§ WORK REQUIRED:
In your copy, leave out the pictures and repeat the entries below exactly.

::: MATERIAL FOR THIS EXERCISE

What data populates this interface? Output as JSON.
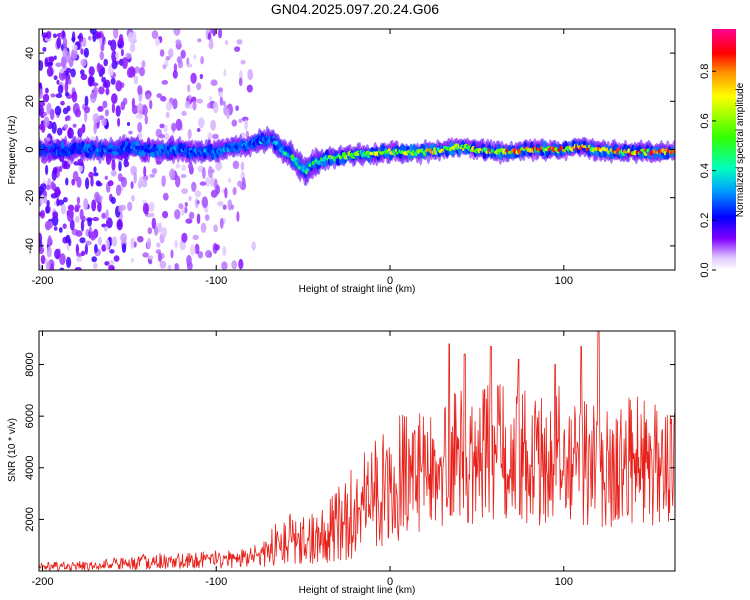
{
  "figure": {
    "title": "GN04.2025.097.20.24.G06"
  },
  "chart_data": [
    {
      "type": "heatmap",
      "xlabel": "Height of straight line (km)",
      "ylabel": "Frequency (Hz)",
      "xlim": [
        -202,
        164
      ],
      "ylim": [
        -50,
        50
      ],
      "xticks": [
        -200,
        -100,
        0,
        100
      ],
      "yticks": [
        -40,
        -20,
        0,
        20,
        40
      ],
      "colorbar": {
        "label": "Normalized spectral amplitude",
        "range": [
          0,
          0.97
        ],
        "ticks": [
          0.0,
          0.2,
          0.4,
          0.6,
          0.8
        ],
        "colormap": [
          "#ffffff",
          "#c8a0ff",
          "#8000ff",
          "#0000ff",
          "#00c8ff",
          "#00ff80",
          "#40ff00",
          "#ffff00",
          "#ff9000",
          "#ff0000",
          "#ff0090"
        ]
      },
      "ridge": {
        "x": [
          -202,
          -185,
          -170,
          -160,
          -150,
          -140,
          -130,
          -120,
          -110,
          -100,
          -90,
          -80,
          -72,
          -68,
          -62,
          -58,
          -52,
          -48,
          -44,
          -38,
          -30,
          -20,
          -10,
          0,
          10,
          20,
          30,
          40,
          50,
          60,
          70,
          80,
          90,
          100,
          110,
          120,
          130,
          140,
          150,
          164
        ],
        "y": [
          0,
          0,
          0,
          0,
          1,
          0,
          0,
          0,
          -1,
          -1,
          1,
          2,
          4,
          4,
          0,
          -2,
          -7,
          -9,
          -6,
          -4,
          -3,
          -2,
          -2,
          -1,
          -1,
          -1,
          0,
          1,
          0,
          -1,
          -1,
          0,
          0,
          0,
          1,
          0,
          -1,
          -1,
          -1,
          -1
        ],
        "amplitude": [
          0.25,
          0.25,
          0.3,
          0.3,
          0.3,
          0.3,
          0.3,
          0.32,
          0.3,
          0.35,
          0.32,
          0.3,
          0.38,
          0.3,
          0.45,
          0.5,
          0.5,
          0.45,
          0.5,
          0.55,
          0.6,
          0.62,
          0.65,
          0.7,
          0.72,
          0.75,
          0.7,
          0.72,
          0.75,
          0.78,
          0.8,
          0.82,
          0.85,
          0.8,
          0.8,
          0.78,
          0.82,
          0.85,
          0.88,
          0.9
        ]
      },
      "scatter_region": {
        "xmin": -202,
        "xmax": -78
      }
    },
    {
      "type": "line",
      "xlabel": "Height of straight line (km)",
      "ylabel": "SNR (10 * v/v)",
      "xlim": [
        -202,
        164
      ],
      "ylim": [
        0,
        9300
      ],
      "xticks": [
        -200,
        -100,
        0,
        100
      ],
      "yticks": [
        2000,
        4000,
        6000,
        8000
      ],
      "series": [
        {
          "color": "#e8201a",
          "envelope": {
            "x": [
              -202,
              -180,
              -160,
              -140,
              -120,
              -100,
              -90,
              -80,
              -70,
              -60,
              -50,
              -40,
              -30,
              -20,
              -10,
              0,
              10,
              20,
              30,
              40,
              50,
              60,
              70,
              80,
              90,
              100,
              110,
              120,
              130,
              140,
              150,
              164
            ],
            "low": [
              0,
              0,
              20,
              40,
              50,
              50,
              60,
              80,
              150,
              250,
              200,
              200,
              300,
              500,
              800,
              1000,
              1200,
              1400,
              1600,
              1800,
              1800,
              1900,
              1800,
              1700,
              1700,
              1700,
              1600,
              1600,
              1600,
              1600,
              1600,
              1600
            ],
            "mean": [
              180,
              200,
              250,
              300,
              350,
              400,
              450,
              600,
              900,
              1200,
              1000,
              1300,
              1700,
              2300,
              2900,
              3300,
              3500,
              3700,
              3900,
              4000,
              4100,
              4200,
              4000,
              4100,
              4000,
              4200,
              4000,
              4100,
              3900,
              4000,
              3900,
              3900
            ],
            "high": [
              350,
              400,
              500,
              700,
              700,
              800,
              800,
              1000,
              1500,
              2300,
              2200,
              2500,
              3300,
              4300,
              5200,
              6000,
              6300,
              6500,
              7000,
              7200,
              7000,
              7500,
              7100,
              7400,
              7000,
              7300,
              7000,
              7100,
              6800,
              6900,
              6700,
              6600
            ]
          },
          "peaks": [
            {
              "x": 34,
              "y": 8800
            },
            {
              "x": 43,
              "y": 8400
            },
            {
              "x": 58,
              "y": 8700
            },
            {
              "x": 74,
              "y": 8200
            },
            {
              "x": 95,
              "y": 8000
            },
            {
              "x": 110,
              "y": 8700
            },
            {
              "x": 120,
              "y": 9300
            }
          ]
        }
      ]
    }
  ]
}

::::::

§ RESULT OF THIS TASK:
What data populates this interface? Output as JSON.
{
  "figure": {
    "title": "GN04.2025.097.20.24.G06"
  },
  "chart_data": [
    {
      "type": "heatmap",
      "xlabel": "Height of straight line (km)",
      "ylabel": "Frequency (Hz)",
      "xlim": [
        -202,
        164
      ],
      "ylim": [
        -50,
        50
      ],
      "xticks": [
        -200,
        -100,
        0,
        100
      ],
      "yticks": [
        -40,
        -20,
        0,
        20,
        40
      ],
      "colorbar": {
        "label": "Normalized spectral amplitude",
        "range": [
          0,
          0.97
        ],
        "ticks": [
          0.0,
          0.2,
          0.4,
          0.6,
          0.8
        ],
        "colormap": [
          "#ffffff",
          "#c8a0ff",
          "#8000ff",
          "#0000ff",
          "#00c8ff",
          "#00ff80",
          "#40ff00",
          "#ffff00",
          "#ff9000",
          "#ff0000",
          "#ff0090"
        ]
      },
      "ridge": {
        "x": [
          -202,
          -185,
          -170,
          -160,
          -150,
          -140,
          -130,
          -120,
          -110,
          -100,
          -90,
          -80,
          -72,
          -68,
          -62,
          -58,
          -52,
          -48,
          -44,
          -38,
          -30,
          -20,
          -10,
          0,
          10,
          20,
          30,
          40,
          50,
          60,
          70,
          80,
          90,
          100,
          110,
          120,
          130,
          140,
          150,
          164
        ],
        "y": [
          0,
          0,
          0,
          0,
          1,
          0,
          0,
          0,
          -1,
          -1,
          1,
          2,
          4,
          4,
          0,
          -2,
          -7,
          -9,
          -6,
          -4,
          -3,
          -2,
          -2,
          -1,
          -1,
          -1,
          0,
          1,
          0,
          -1,
          -1,
          0,
          0,
          0,
          1,
          0,
          -1,
          -1,
          -1,
          -1
        ],
        "amplitude": [
          0.25,
          0.25,
          0.3,
          0.3,
          0.3,
          0.3,
          0.3,
          0.32,
          0.3,
          0.35,
          0.32,
          0.3,
          0.38,
          0.3,
          0.45,
          0.5,
          0.5,
          0.45,
          0.5,
          0.55,
          0.6,
          0.62,
          0.65,
          0.7,
          0.72,
          0.75,
          0.7,
          0.72,
          0.75,
          0.78,
          0.8,
          0.82,
          0.85,
          0.8,
          0.8,
          0.78,
          0.82,
          0.85,
          0.88,
          0.9
        ]
      },
      "scatter_region": {
        "xmin": -202,
        "xmax": -78
      }
    },
    {
      "type": "line",
      "xlabel": "Height of straight line (km)",
      "ylabel": "SNR (10 * v/v)",
      "xlim": [
        -202,
        164
      ],
      "ylim": [
        0,
        9300
      ],
      "xticks": [
        -200,
        -100,
        0,
        100
      ],
      "yticks": [
        2000,
        4000,
        6000,
        8000
      ],
      "series": [
        {
          "color": "#e8201a",
          "envelope": {
            "x": [
              -202,
              -180,
              -160,
              -140,
              -120,
              -100,
              -90,
              -80,
              -70,
              -60,
              -50,
              -40,
              -30,
              -20,
              -10,
              0,
              10,
              20,
              30,
              40,
              50,
              60,
              70,
              80,
              90,
              100,
              110,
              120,
              130,
              140,
              150,
              164
            ],
            "low": [
              0,
              0,
              20,
              40,
              50,
              50,
              60,
              80,
              150,
              250,
              200,
              200,
              300,
              500,
              800,
              1000,
              1200,
              1400,
              1600,
              1800,
              1800,
              1900,
              1800,
              1700,
              1700,
              1700,
              1600,
              1600,
              1600,
              1600,
              1600,
              1600
            ],
            "mean": [
              180,
              200,
              250,
              300,
              350,
              400,
              450,
              600,
              900,
              1200,
              1000,
              1300,
              1700,
              2300,
              2900,
              3300,
              3500,
              3700,
              3900,
              4000,
              4100,
              4200,
              4000,
              4100,
              4000,
              4200,
              4000,
              4100,
              3900,
              4000,
              3900,
              3900
            ],
            "high": [
              350,
              400,
              500,
              700,
              700,
              800,
              800,
              1000,
              1500,
              2300,
              2200,
              2500,
              3300,
              4300,
              5200,
              6000,
              6300,
              6500,
              7000,
              7200,
              7000,
              7500,
              7100,
              7400,
              7000,
              7300,
              7000,
              7100,
              6800,
              6900,
              6700,
              6600
            ]
          },
          "peaks": [
            {
              "x": 34,
              "y": 8800
            },
            {
              "x": 43,
              "y": 8400
            },
            {
              "x": 58,
              "y": 8700
            },
            {
              "x": 74,
              "y": 8200
            },
            {
              "x": 95,
              "y": 8000
            },
            {
              "x": 110,
              "y": 8700
            },
            {
              "x": 120,
              "y": 9300
            }
          ]
        }
      ]
    }
  ]
}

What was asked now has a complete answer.